(Spatial annotation entries)
....................

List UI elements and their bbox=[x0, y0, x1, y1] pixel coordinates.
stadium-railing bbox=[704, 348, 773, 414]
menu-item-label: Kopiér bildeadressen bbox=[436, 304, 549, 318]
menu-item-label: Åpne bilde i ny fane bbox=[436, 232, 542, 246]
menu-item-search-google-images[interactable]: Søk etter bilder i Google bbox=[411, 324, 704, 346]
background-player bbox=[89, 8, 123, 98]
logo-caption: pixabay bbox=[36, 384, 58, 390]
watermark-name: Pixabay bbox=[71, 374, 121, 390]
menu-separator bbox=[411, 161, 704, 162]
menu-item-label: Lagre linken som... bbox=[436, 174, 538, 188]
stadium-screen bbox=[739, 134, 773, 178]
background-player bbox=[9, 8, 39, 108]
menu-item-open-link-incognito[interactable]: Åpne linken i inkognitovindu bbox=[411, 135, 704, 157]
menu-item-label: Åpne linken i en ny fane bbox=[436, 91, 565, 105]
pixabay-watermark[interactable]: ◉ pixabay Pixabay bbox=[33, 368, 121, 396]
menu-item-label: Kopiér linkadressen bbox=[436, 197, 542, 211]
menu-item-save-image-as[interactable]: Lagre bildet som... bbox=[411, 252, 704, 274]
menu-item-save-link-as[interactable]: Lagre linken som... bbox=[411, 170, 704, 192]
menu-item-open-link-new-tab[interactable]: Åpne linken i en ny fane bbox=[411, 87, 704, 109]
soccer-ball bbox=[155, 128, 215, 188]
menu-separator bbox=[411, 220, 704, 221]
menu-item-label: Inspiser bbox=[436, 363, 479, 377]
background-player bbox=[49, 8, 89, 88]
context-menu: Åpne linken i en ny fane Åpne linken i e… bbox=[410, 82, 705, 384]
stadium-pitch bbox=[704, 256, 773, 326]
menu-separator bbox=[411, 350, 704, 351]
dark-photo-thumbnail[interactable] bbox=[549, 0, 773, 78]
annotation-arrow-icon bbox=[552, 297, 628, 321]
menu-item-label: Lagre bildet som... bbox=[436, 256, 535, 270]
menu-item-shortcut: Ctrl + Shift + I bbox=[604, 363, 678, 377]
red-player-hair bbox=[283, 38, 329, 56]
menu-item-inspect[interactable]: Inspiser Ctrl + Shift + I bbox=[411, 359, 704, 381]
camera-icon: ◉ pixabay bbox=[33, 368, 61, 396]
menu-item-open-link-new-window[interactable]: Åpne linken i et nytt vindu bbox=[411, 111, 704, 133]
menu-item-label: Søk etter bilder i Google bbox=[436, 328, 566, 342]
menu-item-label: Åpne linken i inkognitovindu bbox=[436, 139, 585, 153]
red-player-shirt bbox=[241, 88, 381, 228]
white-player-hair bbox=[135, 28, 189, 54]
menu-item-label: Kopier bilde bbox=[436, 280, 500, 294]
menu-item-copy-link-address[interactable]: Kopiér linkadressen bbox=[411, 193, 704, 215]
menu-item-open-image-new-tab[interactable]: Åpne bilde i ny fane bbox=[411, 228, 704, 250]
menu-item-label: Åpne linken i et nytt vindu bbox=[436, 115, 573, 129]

....................

**TO BE DONE**
Retype each of the rows above line for line, changing nothing.

**PROBLEM SOLUTION**
List UI elements and their bbox=[x0, y0, x1, y1] pixel coordinates.
stadium-railing bbox=[704, 348, 773, 414]
menu-item-label: Kopiér bildeadressen bbox=[436, 304, 549, 318]
menu-item-label: Åpne bilde i ny fane bbox=[436, 232, 542, 246]
menu-item-search-google-images[interactable]: Søk etter bilder i Google bbox=[411, 324, 704, 346]
background-player bbox=[89, 8, 123, 98]
logo-caption: pixabay bbox=[36, 384, 58, 390]
watermark-name: Pixabay bbox=[71, 374, 121, 390]
menu-separator bbox=[411, 161, 704, 162]
menu-item-label: Lagre linken som... bbox=[436, 174, 538, 188]
stadium-screen bbox=[739, 134, 773, 178]
background-player bbox=[9, 8, 39, 108]
menu-item-open-link-incognito[interactable]: Åpne linken i inkognitovindu bbox=[411, 135, 704, 157]
menu-item-label: Åpne linken i en ny fane bbox=[436, 91, 565, 105]
pixabay-watermark[interactable]: ◉ pixabay Pixabay bbox=[33, 368, 121, 396]
menu-item-label: Kopiér linkadressen bbox=[436, 197, 542, 211]
menu-item-save-image-as[interactable]: Lagre bildet som... bbox=[411, 252, 704, 274]
menu-item-save-link-as[interactable]: Lagre linken som... bbox=[411, 170, 704, 192]
menu-item-open-link-new-tab[interactable]: Åpne linken i en ny fane bbox=[411, 87, 704, 109]
soccer-ball bbox=[155, 128, 215, 188]
menu-separator bbox=[411, 220, 704, 221]
menu-item-label: Inspiser bbox=[436, 363, 479, 377]
background-player bbox=[49, 8, 89, 88]
context-menu: Åpne linken i en ny fane Åpne linken i e… bbox=[410, 82, 705, 384]
stadium-pitch bbox=[704, 256, 773, 326]
menu-separator bbox=[411, 350, 704, 351]
dark-photo-thumbnail[interactable] bbox=[549, 0, 773, 78]
annotation-arrow-icon bbox=[552, 297, 628, 321]
menu-item-label: Lagre bildet som... bbox=[436, 256, 535, 270]
menu-item-shortcut: Ctrl + Shift + I bbox=[604, 363, 678, 377]
red-player-hair bbox=[283, 38, 329, 56]
menu-item-inspect[interactable]: Inspiser Ctrl + Shift + I bbox=[411, 359, 704, 381]
camera-icon: ◉ pixabay bbox=[33, 368, 61, 396]
menu-item-open-link-new-window[interactable]: Åpne linken i et nytt vindu bbox=[411, 111, 704, 133]
menu-item-label: Søk etter bilder i Google bbox=[436, 328, 566, 342]
menu-item-label: Åpne linken i inkognitovindu bbox=[436, 139, 585, 153]
red-player-shirt bbox=[241, 88, 381, 228]
white-player-hair bbox=[135, 28, 189, 54]
menu-item-label: Kopier bilde bbox=[436, 280, 500, 294]
menu-item-copy-link-address[interactable]: Kopiér linkadressen bbox=[411, 193, 704, 215]
menu-item-open-image-new-tab[interactable]: Åpne bilde i ny fane bbox=[411, 228, 704, 250]
menu-item-label: Åpne linken i et nytt vindu bbox=[436, 115, 573, 129]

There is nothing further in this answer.